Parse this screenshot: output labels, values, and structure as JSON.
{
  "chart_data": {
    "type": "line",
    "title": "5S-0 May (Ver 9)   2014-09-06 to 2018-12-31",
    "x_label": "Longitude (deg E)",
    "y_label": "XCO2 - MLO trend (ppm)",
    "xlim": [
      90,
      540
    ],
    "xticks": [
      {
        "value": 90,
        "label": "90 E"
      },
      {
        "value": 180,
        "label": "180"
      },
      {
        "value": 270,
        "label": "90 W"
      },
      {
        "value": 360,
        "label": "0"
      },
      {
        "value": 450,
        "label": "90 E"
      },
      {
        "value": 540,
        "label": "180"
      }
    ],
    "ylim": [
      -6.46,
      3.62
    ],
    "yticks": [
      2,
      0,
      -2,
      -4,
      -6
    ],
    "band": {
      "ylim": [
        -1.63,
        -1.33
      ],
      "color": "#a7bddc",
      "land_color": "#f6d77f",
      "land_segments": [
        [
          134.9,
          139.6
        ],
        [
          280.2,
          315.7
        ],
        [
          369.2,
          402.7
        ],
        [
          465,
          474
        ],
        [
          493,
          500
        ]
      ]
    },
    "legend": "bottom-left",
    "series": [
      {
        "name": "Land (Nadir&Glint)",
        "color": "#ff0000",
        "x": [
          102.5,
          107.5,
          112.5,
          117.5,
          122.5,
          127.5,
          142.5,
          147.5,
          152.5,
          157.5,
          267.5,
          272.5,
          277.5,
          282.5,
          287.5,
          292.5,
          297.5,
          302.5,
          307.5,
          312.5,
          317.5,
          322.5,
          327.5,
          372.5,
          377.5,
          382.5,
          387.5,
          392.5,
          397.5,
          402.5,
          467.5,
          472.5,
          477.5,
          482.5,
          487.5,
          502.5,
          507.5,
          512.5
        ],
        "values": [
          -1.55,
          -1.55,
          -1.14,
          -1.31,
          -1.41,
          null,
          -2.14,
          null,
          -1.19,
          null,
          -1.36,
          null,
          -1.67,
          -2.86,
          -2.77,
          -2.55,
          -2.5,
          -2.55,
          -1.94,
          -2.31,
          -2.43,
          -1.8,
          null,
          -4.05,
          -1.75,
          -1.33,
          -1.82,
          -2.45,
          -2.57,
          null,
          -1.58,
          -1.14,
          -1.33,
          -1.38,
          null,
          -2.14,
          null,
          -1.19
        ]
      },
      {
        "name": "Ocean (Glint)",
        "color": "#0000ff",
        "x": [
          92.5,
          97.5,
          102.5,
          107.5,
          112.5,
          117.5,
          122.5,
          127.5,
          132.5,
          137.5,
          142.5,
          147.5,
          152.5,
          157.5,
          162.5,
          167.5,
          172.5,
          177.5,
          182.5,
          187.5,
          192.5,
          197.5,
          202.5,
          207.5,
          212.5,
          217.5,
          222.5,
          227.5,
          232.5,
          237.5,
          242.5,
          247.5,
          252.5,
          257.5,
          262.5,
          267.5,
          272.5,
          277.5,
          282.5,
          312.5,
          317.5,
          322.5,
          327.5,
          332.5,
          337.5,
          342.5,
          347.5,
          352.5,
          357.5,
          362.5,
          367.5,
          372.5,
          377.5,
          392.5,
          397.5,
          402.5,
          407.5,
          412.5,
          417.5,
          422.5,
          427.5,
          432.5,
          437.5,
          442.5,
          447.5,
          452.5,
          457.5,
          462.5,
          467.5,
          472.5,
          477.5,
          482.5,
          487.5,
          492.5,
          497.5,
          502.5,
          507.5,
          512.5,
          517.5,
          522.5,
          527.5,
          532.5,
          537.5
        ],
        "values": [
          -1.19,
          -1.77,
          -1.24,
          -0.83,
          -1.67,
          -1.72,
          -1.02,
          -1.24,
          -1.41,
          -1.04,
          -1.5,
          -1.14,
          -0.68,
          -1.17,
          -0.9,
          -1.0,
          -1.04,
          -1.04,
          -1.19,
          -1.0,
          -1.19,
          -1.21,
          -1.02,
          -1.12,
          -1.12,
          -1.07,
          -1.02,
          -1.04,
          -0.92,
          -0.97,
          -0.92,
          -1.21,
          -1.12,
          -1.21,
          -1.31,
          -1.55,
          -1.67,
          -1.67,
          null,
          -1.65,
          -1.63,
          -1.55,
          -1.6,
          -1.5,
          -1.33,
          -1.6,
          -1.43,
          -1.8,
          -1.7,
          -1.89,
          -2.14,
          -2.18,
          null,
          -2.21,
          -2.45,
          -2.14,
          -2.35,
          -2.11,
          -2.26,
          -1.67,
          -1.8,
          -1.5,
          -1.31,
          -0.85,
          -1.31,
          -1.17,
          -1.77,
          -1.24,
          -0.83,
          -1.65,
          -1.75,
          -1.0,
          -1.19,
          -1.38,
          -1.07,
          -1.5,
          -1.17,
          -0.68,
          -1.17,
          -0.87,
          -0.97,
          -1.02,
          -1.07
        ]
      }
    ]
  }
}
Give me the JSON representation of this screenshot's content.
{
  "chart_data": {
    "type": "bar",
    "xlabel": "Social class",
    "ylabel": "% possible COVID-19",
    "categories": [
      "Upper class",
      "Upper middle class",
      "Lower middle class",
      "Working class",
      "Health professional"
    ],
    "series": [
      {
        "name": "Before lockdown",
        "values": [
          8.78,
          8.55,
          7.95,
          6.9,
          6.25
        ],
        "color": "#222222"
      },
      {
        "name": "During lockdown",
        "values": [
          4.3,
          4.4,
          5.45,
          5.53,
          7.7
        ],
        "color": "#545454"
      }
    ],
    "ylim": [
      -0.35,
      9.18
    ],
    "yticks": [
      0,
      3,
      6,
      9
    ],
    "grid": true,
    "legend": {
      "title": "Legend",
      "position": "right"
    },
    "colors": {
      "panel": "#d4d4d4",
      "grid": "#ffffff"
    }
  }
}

▶ _Given exercise_
Write out the records above again, keeping each one identical to the original.

▶ _Expected answer_
Parse this screenshot: output labels, values, and structure as JSON.
{
  "chart_data": {
    "type": "line",
    "title": "5S-0 May (Ver 9)   2014-09-06 to 2018-12-31",
    "x_label": "Longitude (deg E)",
    "y_label": "XCO2 - MLO trend (ppm)",
    "xlim": [
      90,
      540
    ],
    "xticks": [
      {
        "value": 90,
        "label": "90 E"
      },
      {
        "value": 180,
        "label": "180"
      },
      {
        "value": 270,
        "label": "90 W"
      },
      {
        "value": 360,
        "label": "0"
      },
      {
        "value": 450,
        "label": "90 E"
      },
      {
        "value": 540,
        "label": "180"
      }
    ],
    "ylim": [
      -6.46,
      3.62
    ],
    "yticks": [
      2,
      0,
      -2,
      -4,
      -6
    ],
    "band": {
      "ylim": [
        -1.63,
        -1.33
      ],
      "color": "#a7bddc",
      "land_color": "#f6d77f",
      "land_segments": [
        [
          134.9,
          139.6
        ],
        [
          280.2,
          315.7
        ],
        [
          369.2,
          402.7
        ],
        [
          465,
          474
        ],
        [
          493,
          500
        ]
      ]
    },
    "legend": "bottom-left",
    "series": [
      {
        "name": "Land (Nadir&Glint)",
        "color": "#ff0000",
        "x": [
          102.5,
          107.5,
          112.5,
          117.5,
          122.5,
          127.5,
          142.5,
          147.5,
          152.5,
          157.5,
          267.5,
          272.5,
          277.5,
          282.5,
          287.5,
          292.5,
          297.5,
          302.5,
          307.5,
          312.5,
          317.5,
          322.5,
          327.5,
          372.5,
          377.5,
          382.5,
          387.5,
          392.5,
          397.5,
          402.5,
          467.5,
          472.5,
          477.5,
          482.5,
          487.5,
          502.5,
          507.5,
          512.5
        ],
        "values": [
          -1.55,
          -1.55,
          -1.14,
          -1.31,
          -1.41,
          null,
          -2.14,
          null,
          -1.19,
          null,
          -1.36,
          null,
          -1.67,
          -2.86,
          -2.77,
          -2.55,
          -2.5,
          -2.55,
          -1.94,
          -2.31,
          -2.43,
          -1.8,
          null,
          -4.05,
          -1.75,
          -1.33,
          -1.82,
          -2.45,
          -2.57,
          null,
          -1.58,
          -1.14,
          -1.33,
          -1.38,
          null,
          -2.14,
          null,
          -1.19
        ]
      },
      {
        "name": "Ocean (Glint)",
        "color": "#0000ff",
        "x": [
          92.5,
          97.5,
          102.5,
          107.5,
          112.5,
          117.5,
          122.5,
          127.5,
          132.5,
          137.5,
          142.5,
          147.5,
          152.5,
          157.5,
          162.5,
          167.5,
          172.5,
          177.5,
          182.5,
          187.5,
          192.5,
          197.5,
          202.5,
          207.5,
          212.5,
          217.5,
          222.5,
          227.5,
          232.5,
          237.5,
          242.5,
          247.5,
          252.5,
          257.5,
          262.5,
          267.5,
          272.5,
          277.5,
          282.5,
          312.5,
          317.5,
          322.5,
          327.5,
          332.5,
          337.5,
          342.5,
          347.5,
          352.5,
          357.5,
          362.5,
          367.5,
          372.5,
          377.5,
          392.5,
          397.5,
          402.5,
          407.5,
          412.5,
          417.5,
          422.5,
          427.5,
          432.5,
          437.5,
          442.5,
          447.5,
          452.5,
          457.5,
          462.5,
          467.5,
          472.5,
          477.5,
          482.5,
          487.5,
          492.5,
          497.5,
          502.5,
          507.5,
          512.5,
          517.5,
          522.5,
          527.5,
          532.5,
          537.5
        ],
        "values": [
          -1.19,
          -1.77,
          -1.24,
          -0.83,
          -1.67,
          -1.72,
          -1.02,
          -1.24,
          -1.41,
          -1.04,
          -1.5,
          -1.14,
          -0.68,
          -1.17,
          -0.9,
          -1.0,
          -1.04,
          -1.04,
          -1.19,
          -1.0,
          -1.19,
          -1.21,
          -1.02,
          -1.12,
          -1.12,
          -1.07,
          -1.02,
          -1.04,
          -0.92,
          -0.97,
          -0.92,
          -1.21,
          -1.12,
          -1.21,
          -1.31,
          -1.55,
          -1.67,
          -1.67,
          null,
          -1.65,
          -1.63,
          -1.55,
          -1.6,
          -1.5,
          -1.33,
          -1.6,
          -1.43,
          -1.8,
          -1.7,
          -1.89,
          -2.14,
          -2.18,
          null,
          -2.21,
          -2.45,
          -2.14,
          -2.35,
          -2.11,
          -2.26,
          -1.67,
          -1.8,
          -1.5,
          -1.31,
          -0.85,
          -1.31,
          -1.17,
          -1.77,
          -1.24,
          -0.83,
          -1.65,
          -1.75,
          -1.0,
          -1.19,
          -1.38,
          -1.07,
          -1.5,
          -1.17,
          -0.68,
          -1.17,
          -0.87,
          -0.97,
          -1.02,
          -1.07
        ]
      }
    ]
  }
}
Give me the JSON representation of this screenshot's content.
{
  "chart_data": {
    "type": "bar",
    "xlabel": "Social class",
    "ylabel": "% possible COVID-19",
    "categories": [
      "Upper class",
      "Upper middle class",
      "Lower middle class",
      "Working class",
      "Health professional"
    ],
    "series": [
      {
        "name": "Before lockdown",
        "values": [
          8.78,
          8.55,
          7.95,
          6.9,
          6.25
        ],
        "color": "#222222"
      },
      {
        "name": "During lockdown",
        "values": [
          4.3,
          4.4,
          5.45,
          5.53,
          7.7
        ],
        "color": "#545454"
      }
    ],
    "ylim": [
      -0.35,
      9.18
    ],
    "yticks": [
      0,
      3,
      6,
      9
    ],
    "grid": true,
    "legend": {
      "title": "Legend",
      "position": "right"
    },
    "colors": {
      "panel": "#d4d4d4",
      "grid": "#ffffff"
    }
  }
}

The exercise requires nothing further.